SHORT EXERCISE:
Using the data below, repeat all of it precisely.

Dataset rows
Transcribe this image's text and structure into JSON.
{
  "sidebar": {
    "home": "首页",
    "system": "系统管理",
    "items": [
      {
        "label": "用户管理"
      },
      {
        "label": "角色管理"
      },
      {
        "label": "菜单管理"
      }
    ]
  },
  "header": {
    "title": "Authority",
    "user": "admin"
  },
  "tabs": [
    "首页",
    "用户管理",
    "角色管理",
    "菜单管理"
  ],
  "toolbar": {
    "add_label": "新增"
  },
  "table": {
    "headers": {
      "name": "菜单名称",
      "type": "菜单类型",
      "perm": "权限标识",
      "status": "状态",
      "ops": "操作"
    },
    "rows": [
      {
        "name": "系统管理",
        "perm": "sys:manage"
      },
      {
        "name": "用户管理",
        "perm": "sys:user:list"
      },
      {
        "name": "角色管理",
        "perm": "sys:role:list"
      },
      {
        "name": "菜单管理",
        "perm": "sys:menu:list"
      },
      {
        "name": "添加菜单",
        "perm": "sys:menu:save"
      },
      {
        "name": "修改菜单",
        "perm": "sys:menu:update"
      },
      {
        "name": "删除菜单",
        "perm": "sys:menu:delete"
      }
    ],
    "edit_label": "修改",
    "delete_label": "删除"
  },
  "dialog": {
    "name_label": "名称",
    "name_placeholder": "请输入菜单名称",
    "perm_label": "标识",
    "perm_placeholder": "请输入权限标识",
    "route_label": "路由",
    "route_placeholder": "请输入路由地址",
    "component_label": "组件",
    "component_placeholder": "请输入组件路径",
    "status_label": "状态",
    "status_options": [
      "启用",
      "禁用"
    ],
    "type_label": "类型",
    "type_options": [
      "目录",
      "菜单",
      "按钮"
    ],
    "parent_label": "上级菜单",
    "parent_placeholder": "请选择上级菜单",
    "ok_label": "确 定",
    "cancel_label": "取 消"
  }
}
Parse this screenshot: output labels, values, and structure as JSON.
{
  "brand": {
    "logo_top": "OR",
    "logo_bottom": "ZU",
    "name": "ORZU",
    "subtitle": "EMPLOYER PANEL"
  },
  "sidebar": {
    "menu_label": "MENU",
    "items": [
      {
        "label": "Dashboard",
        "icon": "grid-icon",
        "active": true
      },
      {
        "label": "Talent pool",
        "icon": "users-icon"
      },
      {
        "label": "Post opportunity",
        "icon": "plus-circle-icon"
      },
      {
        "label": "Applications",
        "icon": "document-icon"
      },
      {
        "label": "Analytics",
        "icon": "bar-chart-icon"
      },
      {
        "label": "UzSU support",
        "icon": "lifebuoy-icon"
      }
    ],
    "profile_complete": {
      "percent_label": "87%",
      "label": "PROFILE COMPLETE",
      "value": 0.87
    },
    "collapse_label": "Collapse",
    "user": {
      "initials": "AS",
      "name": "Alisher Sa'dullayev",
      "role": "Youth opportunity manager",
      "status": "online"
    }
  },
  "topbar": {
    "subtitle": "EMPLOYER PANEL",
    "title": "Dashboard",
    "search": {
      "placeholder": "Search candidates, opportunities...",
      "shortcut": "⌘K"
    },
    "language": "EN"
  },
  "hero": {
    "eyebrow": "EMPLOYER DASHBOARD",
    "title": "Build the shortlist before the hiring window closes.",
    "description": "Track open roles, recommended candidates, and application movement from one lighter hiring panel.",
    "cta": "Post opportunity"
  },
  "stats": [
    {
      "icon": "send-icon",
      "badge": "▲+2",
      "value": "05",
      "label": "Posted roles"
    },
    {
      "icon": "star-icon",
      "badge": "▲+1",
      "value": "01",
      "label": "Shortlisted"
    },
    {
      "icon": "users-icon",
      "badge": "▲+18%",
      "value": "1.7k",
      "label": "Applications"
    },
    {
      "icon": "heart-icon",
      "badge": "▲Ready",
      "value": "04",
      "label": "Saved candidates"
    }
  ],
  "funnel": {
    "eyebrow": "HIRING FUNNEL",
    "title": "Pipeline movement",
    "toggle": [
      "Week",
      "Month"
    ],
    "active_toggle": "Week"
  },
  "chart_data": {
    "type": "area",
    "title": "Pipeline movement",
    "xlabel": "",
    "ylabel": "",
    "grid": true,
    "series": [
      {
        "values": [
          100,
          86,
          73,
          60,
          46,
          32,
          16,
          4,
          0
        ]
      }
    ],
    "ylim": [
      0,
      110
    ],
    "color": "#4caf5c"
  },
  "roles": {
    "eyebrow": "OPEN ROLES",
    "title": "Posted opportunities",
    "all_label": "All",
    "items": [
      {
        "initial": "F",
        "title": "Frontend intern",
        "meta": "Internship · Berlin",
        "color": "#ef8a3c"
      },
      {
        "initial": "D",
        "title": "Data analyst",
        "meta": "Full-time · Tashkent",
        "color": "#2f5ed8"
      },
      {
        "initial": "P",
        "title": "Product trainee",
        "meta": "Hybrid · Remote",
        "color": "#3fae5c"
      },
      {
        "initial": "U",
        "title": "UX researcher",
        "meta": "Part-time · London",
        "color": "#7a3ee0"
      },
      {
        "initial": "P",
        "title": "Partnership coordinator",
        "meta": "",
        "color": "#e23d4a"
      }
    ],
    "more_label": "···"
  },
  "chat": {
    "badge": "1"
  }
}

WRITTEN SOLUTION:
Transcribe this image's text and structure into JSON.
{
  "sidebar": {
    "home": "首页",
    "system": "系统管理",
    "items": [
      {
        "label": "用户管理"
      },
      {
        "label": "角色管理"
      },
      {
        "label": "菜单管理"
      }
    ]
  },
  "header": {
    "title": "Authority",
    "user": "admin"
  },
  "tabs": [
    "首页",
    "用户管理",
    "角色管理",
    "菜单管理"
  ],
  "toolbar": {
    "add_label": "新增"
  },
  "table": {
    "headers": {
      "name": "菜单名称",
      "type": "菜单类型",
      "perm": "权限标识",
      "status": "状态",
      "ops": "操作"
    },
    "rows": [
      {
        "name": "系统管理",
        "perm": "sys:manage"
      },
      {
        "name": "用户管理",
        "perm": "sys:user:list"
      },
      {
        "name": "角色管理",
        "perm": "sys:role:list"
      },
      {
        "name": "菜单管理",
        "perm": "sys:menu:list"
      },
      {
        "name": "添加菜单",
        "perm": "sys:menu:save"
      },
      {
        "name": "修改菜单",
        "perm": "sys:menu:update"
      },
      {
        "name": "删除菜单",
        "perm": "sys:menu:delete"
      }
    ],
    "edit_label": "修改",
    "delete_label": "删除"
  },
  "dialog": {
    "name_label": "名称",
    "name_placeholder": "请输入菜单名称",
    "perm_label": "标识",
    "perm_placeholder": "请输入权限标识",
    "route_label": "路由",
    "route_placeholder": "请输入路由地址",
    "component_label": "组件",
    "component_placeholder": "请输入组件路径",
    "status_label": "状态",
    "status_options": [
      "启用",
      "禁用"
    ],
    "type_label": "类型",
    "type_options": [
      "目录",
      "菜单",
      "按钮"
    ],
    "parent_label": "上级菜单",
    "parent_placeholder": "请选择上级菜单",
    "ok_label": "确 定",
    "cancel_label": "取 消"
  }
}
Parse this screenshot: output labels, values, and structure as JSON.
{
  "brand": {
    "logo_top": "OR",
    "logo_bottom": "ZU",
    "name": "ORZU",
    "subtitle": "EMPLOYER PANEL"
  },
  "sidebar": {
    "menu_label": "MENU",
    "items": [
      {
        "label": "Dashboard",
        "icon": "grid-icon",
        "active": true
      },
      {
        "label": "Talent pool",
        "icon": "users-icon"
      },
      {
        "label": "Post opportunity",
        "icon": "plus-circle-icon"
      },
      {
        "label": "Applications",
        "icon": "document-icon"
      },
      {
        "label": "Analytics",
        "icon": "bar-chart-icon"
      },
      {
        "label": "UzSU support",
        "icon": "lifebuoy-icon"
      }
    ],
    "profile_complete": {
      "percent_label": "87%",
      "label": "PROFILE COMPLETE",
      "value": 0.87
    },
    "collapse_label": "Collapse",
    "user": {
      "initials": "AS",
      "name": "Alisher Sa'dullayev",
      "role": "Youth opportunity manager",
      "status": "online"
    }
  },
  "topbar": {
    "subtitle": "EMPLOYER PANEL",
    "title": "Dashboard",
    "search": {
      "placeholder": "Search candidates, opportunities...",
      "shortcut": "⌘K"
    },
    "language": "EN"
  },
  "hero": {
    "eyebrow": "EMPLOYER DASHBOARD",
    "title": "Build the shortlist before the hiring window closes.",
    "description": "Track open roles, recommended candidates, and application movement from one lighter hiring panel.",
    "cta": "Post opportunity"
  },
  "stats": [
    {
      "icon": "send-icon",
      "badge": "▲+2",
      "value": "05",
      "label": "Posted roles"
    },
    {
      "icon": "star-icon",
      "badge": "▲+1",
      "value": "01",
      "label": "Shortlisted"
    },
    {
      "icon": "users-icon",
      "badge": "▲+18%",
      "value": "1.7k",
      "label": "Applications"
    },
    {
      "icon": "heart-icon",
      "badge": "▲Ready",
      "value": "04",
      "label": "Saved candidates"
    }
  ],
  "funnel": {
    "eyebrow": "HIRING FUNNEL",
    "title": "Pipeline movement",
    "toggle": [
      "Week",
      "Month"
    ],
    "active_toggle": "Week"
  },
  "chart_data": {
    "type": "area",
    "title": "Pipeline movement",
    "xlabel": "",
    "ylabel": "",
    "grid": true,
    "series": [
      {
        "values": [
          100,
          86,
          73,
          60,
          46,
          32,
          16,
          4,
          0
        ]
      }
    ],
    "ylim": [
      0,
      110
    ],
    "color": "#4caf5c"
  },
  "roles": {
    "eyebrow": "OPEN ROLES",
    "title": "Posted opportunities",
    "all_label": "All",
    "items": [
      {
        "initial": "F",
        "title": "Frontend intern",
        "meta": "Internship · Berlin",
        "color": "#ef8a3c"
      },
      {
        "initial": "D",
        "title": "Data analyst",
        "meta": "Full-time · Tashkent",
        "color": "#2f5ed8"
      },
      {
        "initial": "P",
        "title": "Product trainee",
        "meta": "Hybrid · Remote",
        "color": "#3fae5c"
      },
      {
        "initial": "U",
        "title": "UX researcher",
        "meta": "Part-time · London",
        "color": "#7a3ee0"
      },
      {
        "initial": "P",
        "title": "Partnership coordinator",
        "meta": "",
        "color": "#e23d4a"
      }
    ],
    "more_label": "···"
  },
  "chat": {
    "badge": "1"
  }
}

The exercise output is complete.